Exercise goal:
In the entries below, identify every line with the string "left" and copy it.
** Start **
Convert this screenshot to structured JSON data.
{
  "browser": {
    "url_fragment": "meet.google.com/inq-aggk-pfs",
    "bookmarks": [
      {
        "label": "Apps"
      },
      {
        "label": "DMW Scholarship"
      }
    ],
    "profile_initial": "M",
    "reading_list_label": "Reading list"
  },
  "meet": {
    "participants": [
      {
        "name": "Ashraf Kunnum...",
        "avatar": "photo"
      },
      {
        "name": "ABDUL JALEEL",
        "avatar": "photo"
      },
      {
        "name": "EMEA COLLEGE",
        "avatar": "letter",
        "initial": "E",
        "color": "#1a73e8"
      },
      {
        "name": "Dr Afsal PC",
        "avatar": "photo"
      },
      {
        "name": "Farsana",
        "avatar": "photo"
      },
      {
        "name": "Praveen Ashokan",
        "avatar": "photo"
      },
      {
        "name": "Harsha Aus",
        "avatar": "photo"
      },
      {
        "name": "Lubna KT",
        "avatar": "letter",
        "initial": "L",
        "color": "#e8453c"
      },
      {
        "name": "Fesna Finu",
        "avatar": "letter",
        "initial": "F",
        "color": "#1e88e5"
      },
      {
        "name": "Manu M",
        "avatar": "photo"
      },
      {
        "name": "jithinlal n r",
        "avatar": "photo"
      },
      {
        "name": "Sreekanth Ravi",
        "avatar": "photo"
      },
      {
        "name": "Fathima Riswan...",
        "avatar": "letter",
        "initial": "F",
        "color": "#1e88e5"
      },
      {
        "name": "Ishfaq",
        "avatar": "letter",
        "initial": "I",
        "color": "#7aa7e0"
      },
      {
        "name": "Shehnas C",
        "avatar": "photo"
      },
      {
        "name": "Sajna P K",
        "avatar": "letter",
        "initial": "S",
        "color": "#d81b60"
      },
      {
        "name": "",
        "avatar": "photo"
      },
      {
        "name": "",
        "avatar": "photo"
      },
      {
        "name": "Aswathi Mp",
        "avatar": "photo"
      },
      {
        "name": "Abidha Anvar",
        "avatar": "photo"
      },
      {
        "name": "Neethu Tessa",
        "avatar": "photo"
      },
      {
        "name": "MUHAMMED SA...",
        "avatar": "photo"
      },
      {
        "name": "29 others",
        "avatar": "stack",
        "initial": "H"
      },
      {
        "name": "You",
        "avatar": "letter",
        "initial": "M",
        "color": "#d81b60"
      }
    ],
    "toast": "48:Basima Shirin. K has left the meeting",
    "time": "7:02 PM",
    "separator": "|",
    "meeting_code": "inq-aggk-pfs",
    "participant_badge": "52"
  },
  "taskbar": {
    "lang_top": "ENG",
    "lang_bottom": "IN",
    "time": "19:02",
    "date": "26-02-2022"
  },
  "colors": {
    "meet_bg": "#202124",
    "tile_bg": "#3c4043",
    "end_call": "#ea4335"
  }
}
** End **
** Start **
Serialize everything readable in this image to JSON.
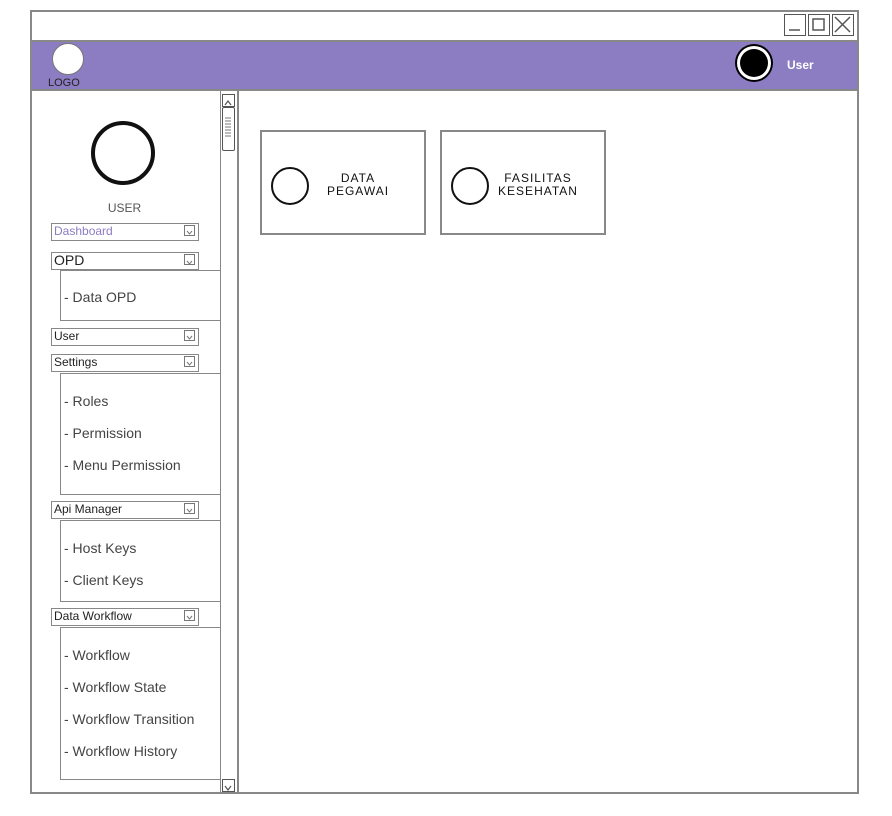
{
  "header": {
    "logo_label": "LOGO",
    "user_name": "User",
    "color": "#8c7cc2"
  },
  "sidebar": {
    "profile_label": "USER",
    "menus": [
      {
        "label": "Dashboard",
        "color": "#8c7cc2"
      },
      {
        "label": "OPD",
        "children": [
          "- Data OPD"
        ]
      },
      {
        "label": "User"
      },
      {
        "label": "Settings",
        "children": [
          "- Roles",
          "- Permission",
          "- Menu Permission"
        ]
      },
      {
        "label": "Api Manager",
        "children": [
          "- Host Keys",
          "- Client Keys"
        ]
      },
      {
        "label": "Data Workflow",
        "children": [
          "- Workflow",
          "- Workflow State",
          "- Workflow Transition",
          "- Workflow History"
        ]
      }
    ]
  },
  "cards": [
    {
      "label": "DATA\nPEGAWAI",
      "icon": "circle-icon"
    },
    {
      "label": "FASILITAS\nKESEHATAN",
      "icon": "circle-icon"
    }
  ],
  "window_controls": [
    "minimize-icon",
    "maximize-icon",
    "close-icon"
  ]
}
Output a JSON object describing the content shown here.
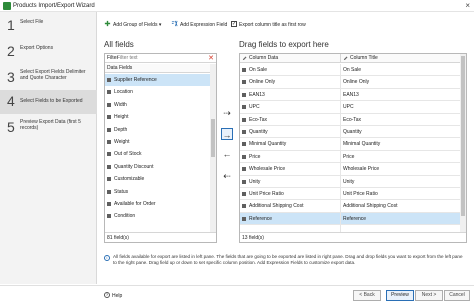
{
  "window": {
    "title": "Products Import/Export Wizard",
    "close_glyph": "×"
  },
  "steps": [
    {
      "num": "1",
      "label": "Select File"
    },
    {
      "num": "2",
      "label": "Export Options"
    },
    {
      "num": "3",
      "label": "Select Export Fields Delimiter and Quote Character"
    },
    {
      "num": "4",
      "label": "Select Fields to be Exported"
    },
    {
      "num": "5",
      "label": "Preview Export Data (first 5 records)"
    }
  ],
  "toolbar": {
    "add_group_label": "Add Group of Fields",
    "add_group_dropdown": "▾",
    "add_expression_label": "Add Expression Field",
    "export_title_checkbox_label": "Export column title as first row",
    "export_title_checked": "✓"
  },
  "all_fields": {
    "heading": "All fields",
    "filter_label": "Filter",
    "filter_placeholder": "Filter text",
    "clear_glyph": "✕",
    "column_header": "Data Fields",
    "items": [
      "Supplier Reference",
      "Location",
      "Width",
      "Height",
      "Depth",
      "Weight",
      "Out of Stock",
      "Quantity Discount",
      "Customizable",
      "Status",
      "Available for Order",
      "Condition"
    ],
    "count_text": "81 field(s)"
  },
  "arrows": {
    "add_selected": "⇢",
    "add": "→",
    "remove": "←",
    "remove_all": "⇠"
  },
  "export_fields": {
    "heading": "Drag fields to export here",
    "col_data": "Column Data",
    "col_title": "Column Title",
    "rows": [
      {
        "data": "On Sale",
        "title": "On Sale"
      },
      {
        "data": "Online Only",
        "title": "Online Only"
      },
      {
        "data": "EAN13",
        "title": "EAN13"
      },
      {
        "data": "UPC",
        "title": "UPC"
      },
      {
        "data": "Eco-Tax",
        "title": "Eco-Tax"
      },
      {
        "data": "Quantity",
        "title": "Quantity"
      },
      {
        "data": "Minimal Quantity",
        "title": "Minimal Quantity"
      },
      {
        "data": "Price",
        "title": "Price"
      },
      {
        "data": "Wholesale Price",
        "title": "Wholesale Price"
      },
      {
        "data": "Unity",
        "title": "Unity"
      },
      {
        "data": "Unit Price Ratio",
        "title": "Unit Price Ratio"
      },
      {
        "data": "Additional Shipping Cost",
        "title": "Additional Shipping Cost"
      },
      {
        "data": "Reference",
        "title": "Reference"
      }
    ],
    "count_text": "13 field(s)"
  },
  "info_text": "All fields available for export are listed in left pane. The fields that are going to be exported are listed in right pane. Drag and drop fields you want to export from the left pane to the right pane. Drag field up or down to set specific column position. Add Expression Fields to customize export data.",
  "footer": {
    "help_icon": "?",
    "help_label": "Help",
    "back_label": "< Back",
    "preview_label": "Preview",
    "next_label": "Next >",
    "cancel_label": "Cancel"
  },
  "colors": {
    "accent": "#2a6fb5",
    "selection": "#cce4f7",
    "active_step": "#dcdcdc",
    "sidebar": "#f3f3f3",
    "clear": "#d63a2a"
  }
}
** End **
** Start **
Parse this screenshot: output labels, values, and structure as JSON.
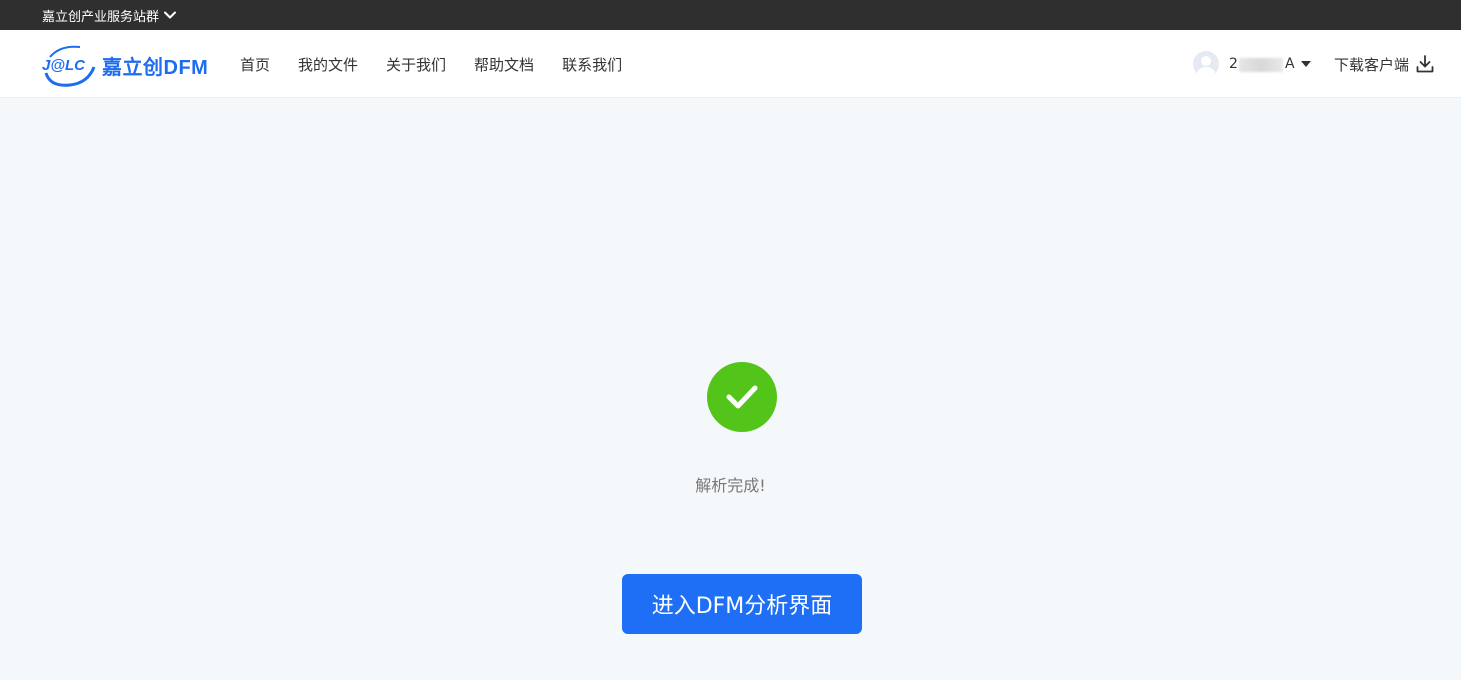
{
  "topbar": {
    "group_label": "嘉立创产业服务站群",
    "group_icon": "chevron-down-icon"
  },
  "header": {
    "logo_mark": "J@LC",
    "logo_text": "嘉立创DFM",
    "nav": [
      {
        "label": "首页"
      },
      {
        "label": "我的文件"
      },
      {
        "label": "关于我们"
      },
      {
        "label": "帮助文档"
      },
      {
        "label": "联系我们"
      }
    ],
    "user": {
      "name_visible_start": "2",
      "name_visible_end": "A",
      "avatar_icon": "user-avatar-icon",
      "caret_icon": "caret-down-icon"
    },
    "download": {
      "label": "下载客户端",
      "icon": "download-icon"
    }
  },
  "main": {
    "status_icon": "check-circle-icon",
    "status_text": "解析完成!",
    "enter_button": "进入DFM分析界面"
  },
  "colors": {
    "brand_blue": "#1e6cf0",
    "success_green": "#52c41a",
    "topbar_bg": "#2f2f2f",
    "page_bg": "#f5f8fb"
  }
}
** End **
Result of this task:
    "toast": "48:Basima Shirin. K has left the meeting",
  "info_text": "All fields available for export are listed in left pane. The fields that are going to be exported are listed in right pane. Drag and drop fields you want to export from the left pane to the right pane. Drag field up or down to set specific column position. Add Expression Fields to customize export data.",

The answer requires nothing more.